Records contained in a dataset

—————

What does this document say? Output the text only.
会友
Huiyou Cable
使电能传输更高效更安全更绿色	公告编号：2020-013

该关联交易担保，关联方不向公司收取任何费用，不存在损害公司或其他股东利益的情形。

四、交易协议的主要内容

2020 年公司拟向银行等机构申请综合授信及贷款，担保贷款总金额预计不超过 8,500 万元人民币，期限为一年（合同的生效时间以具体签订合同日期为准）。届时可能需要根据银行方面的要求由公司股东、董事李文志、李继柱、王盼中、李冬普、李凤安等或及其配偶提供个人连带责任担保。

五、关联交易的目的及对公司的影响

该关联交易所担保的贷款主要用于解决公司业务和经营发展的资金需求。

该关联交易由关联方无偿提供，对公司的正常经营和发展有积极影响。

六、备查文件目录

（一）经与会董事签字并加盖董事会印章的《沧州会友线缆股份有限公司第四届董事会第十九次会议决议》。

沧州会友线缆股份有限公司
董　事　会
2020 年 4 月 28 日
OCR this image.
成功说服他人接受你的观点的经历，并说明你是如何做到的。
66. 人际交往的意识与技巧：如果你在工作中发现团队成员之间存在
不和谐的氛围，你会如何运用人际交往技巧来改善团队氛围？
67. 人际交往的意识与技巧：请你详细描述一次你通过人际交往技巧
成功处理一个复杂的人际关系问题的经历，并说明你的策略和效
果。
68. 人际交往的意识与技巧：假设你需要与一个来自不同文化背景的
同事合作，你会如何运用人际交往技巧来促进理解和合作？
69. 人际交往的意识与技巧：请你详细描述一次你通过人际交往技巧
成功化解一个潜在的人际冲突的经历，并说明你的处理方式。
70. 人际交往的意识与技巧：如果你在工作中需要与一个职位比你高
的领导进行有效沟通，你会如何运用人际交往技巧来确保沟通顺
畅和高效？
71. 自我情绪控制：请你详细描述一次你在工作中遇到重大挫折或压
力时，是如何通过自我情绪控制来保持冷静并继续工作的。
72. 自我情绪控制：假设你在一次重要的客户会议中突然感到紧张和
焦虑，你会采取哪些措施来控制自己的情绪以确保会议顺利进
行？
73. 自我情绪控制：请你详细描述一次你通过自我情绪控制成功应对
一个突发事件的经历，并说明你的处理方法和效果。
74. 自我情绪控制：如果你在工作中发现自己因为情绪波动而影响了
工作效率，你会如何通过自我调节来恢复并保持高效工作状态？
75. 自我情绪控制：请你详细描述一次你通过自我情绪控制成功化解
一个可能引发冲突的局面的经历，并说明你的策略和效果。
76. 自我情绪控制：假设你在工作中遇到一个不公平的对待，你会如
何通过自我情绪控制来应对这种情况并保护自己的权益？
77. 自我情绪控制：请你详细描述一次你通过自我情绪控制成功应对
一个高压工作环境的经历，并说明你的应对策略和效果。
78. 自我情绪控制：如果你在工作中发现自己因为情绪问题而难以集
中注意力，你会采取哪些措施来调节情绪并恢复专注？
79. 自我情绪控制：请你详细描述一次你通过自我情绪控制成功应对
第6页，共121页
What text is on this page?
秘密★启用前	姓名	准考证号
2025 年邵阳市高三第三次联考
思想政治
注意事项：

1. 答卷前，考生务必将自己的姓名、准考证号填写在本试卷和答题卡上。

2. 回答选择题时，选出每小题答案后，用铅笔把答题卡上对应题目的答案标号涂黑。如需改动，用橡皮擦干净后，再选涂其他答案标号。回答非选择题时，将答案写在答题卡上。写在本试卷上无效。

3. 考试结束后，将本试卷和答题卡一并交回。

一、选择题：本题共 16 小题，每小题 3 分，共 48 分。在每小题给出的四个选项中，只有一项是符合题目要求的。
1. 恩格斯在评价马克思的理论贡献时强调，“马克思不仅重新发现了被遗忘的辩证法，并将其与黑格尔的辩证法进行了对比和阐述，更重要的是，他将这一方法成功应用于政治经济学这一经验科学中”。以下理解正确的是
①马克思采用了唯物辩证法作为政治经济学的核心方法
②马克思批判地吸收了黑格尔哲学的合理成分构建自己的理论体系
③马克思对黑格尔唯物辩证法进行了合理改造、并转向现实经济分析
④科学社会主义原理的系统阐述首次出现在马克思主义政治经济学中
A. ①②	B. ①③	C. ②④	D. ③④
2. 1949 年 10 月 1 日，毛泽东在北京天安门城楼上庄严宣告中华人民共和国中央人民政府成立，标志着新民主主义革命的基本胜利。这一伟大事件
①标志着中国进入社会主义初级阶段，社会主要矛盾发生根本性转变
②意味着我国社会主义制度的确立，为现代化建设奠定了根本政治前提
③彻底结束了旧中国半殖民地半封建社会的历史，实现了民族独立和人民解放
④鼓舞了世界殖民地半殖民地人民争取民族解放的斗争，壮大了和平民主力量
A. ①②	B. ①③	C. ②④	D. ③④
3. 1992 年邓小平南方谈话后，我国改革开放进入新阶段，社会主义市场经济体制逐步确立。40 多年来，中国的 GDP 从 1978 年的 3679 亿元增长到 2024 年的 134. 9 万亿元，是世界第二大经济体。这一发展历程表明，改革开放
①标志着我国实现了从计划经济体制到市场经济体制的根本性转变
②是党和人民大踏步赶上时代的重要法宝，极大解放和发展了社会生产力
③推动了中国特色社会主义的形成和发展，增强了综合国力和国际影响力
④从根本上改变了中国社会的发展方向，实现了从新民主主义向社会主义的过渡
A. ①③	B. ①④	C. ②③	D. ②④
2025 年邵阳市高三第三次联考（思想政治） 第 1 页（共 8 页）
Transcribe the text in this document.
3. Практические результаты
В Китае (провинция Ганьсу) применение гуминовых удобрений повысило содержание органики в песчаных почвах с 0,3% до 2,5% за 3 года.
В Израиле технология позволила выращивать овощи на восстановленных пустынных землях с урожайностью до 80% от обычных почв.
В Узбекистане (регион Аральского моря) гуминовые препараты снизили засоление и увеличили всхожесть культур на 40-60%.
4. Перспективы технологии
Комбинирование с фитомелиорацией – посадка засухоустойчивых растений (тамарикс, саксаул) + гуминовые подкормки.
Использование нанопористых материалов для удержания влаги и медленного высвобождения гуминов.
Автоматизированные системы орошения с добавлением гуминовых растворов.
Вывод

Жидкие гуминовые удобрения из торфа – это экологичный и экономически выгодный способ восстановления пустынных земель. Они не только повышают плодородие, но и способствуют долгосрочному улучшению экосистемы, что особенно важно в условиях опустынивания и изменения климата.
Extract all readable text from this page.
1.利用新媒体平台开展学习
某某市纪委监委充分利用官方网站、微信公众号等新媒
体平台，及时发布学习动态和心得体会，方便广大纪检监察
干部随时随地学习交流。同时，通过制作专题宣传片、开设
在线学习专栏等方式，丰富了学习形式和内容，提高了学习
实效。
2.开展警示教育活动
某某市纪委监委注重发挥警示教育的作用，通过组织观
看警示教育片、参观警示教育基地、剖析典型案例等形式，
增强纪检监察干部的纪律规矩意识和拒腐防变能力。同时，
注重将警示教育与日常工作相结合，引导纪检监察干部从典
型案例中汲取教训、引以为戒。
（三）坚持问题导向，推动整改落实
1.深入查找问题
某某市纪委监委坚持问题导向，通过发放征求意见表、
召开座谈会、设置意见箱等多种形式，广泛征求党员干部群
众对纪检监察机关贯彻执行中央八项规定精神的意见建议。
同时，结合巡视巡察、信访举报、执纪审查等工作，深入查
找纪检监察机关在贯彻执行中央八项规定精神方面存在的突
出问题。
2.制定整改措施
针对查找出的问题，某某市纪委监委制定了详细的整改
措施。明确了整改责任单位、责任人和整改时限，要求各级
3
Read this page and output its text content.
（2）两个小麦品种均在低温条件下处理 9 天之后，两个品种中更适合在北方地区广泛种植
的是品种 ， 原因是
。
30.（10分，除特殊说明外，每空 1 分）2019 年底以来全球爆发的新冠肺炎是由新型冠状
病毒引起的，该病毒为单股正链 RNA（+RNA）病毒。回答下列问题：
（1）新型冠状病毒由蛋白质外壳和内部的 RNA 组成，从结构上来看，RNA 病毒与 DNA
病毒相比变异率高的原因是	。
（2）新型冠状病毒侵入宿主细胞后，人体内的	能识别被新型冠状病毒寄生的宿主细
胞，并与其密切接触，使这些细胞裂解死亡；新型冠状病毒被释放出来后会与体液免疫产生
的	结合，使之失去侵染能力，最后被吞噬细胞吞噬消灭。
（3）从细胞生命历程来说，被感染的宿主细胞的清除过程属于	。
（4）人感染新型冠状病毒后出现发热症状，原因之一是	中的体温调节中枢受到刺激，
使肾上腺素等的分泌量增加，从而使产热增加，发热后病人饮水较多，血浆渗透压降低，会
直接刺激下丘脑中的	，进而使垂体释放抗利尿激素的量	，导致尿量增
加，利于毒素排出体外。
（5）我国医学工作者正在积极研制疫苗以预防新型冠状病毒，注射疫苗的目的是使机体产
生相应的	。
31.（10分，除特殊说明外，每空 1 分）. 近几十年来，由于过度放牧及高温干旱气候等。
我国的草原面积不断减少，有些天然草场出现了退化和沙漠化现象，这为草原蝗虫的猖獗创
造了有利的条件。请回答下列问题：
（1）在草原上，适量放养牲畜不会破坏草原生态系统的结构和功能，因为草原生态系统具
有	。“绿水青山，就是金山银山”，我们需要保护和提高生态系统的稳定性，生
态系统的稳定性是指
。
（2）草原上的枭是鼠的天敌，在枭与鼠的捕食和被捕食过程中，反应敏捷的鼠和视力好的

—————

Scan the lines for the string "this". Pick out every line that has it.

What does this document say? Output the text only.
OCR this image.
What text is on this page?
Transcribe the text in this document.
Extract all readable text from this page.
Read this page and output its text content.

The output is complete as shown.